**Task:** Every entry must be given again exactly.

::::::::::

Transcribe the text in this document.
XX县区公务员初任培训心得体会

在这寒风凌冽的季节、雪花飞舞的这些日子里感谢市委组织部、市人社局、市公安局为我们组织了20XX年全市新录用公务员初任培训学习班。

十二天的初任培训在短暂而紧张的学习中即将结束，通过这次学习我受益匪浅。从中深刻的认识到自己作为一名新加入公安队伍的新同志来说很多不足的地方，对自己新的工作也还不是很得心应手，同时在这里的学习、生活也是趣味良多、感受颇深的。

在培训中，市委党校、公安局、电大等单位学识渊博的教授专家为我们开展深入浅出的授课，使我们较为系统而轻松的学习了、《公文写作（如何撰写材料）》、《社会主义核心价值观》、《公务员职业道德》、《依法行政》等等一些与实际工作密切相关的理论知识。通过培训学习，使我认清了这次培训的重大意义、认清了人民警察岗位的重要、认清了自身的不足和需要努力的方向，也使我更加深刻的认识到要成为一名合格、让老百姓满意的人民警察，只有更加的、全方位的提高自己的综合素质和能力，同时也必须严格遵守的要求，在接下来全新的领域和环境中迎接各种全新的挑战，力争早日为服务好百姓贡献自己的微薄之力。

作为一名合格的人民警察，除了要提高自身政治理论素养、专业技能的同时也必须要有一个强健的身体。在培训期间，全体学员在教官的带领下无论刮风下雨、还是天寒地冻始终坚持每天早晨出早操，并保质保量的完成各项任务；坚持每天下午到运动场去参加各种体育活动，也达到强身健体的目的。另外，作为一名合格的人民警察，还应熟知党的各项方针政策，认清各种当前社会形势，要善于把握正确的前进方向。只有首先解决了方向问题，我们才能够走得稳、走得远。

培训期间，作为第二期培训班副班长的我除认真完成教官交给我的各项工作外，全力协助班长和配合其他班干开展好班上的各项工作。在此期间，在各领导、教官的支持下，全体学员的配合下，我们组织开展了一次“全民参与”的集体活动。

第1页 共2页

::::::::::

**Answer to the task:**
Transcribe the text in this document.
XX县区公务员初任培训心得体会

在这寒风凌冽的季节、雪花飞舞的这些日子里感谢市委组织部、市人社局、市公安局为我们组织了20XX年全市新录用公务员初任培训学习班。

十二天的初任培训在短暂而紧张的学习中即将结束，通过这次学习我受益匪浅。从中深刻的认识到自己作为一名新加入公安队伍的新同志来说很多不足的地方，对自己新的工作也还不是很得心应手，同时在这里的学习、生活也是趣味良多、感受颇深的。

在培训中，市委党校、公安局、电大等单位学识渊博的教授专家为我们开展深入浅出的授课，使我们较为系统而轻松的学习了、《公文写作（如何撰写材料）》、《社会主义核心价值观》、《公务员职业道德》、《依法行政》等等一些与实际工作密切相关的理论知识。通过培训学习，使我认清了这次培训的重大意义、认清了人民警察岗位的重要、认清了自身的不足和需要努力的方向，也使我更加深刻的认识到要成为一名合格、让老百姓满意的人民警察，只有更加的、全方位的提高自己的综合素质和能力，同时也必须严格遵守的要求，在接下来全新的领域和环境中迎接各种全新的挑战，力争早日为服务好百姓贡献自己的微薄之力。

作为一名合格的人民警察，除了要提高自身政治理论素养、专业技能的同时也必须要有一个强健的身体。在培训期间，全体学员在教官的带领下无论刮风下雨、还是天寒地冻始终坚持每天早晨出早操，并保质保量的完成各项任务；坚持每天下午到运动场去参加各种体育活动，也达到强身健体的目的。另外，作为一名合格的人民警察，还应熟知党的各项方针政策，认清各种当前社会形势，要善于把握正确的前进方向。只有首先解决了方向问题，我们才能够走得稳、走得远。

培训期间，作为第二期培训班副班长的我除认真完成教官交给我的各项工作外，全力协助班长和配合其他班干开展好班上的各项工作。在此期间，在各领导、教官的支持下，全体学员的配合下，我们组织开展了一次“全民参与”的集体活动。

第1页 共2页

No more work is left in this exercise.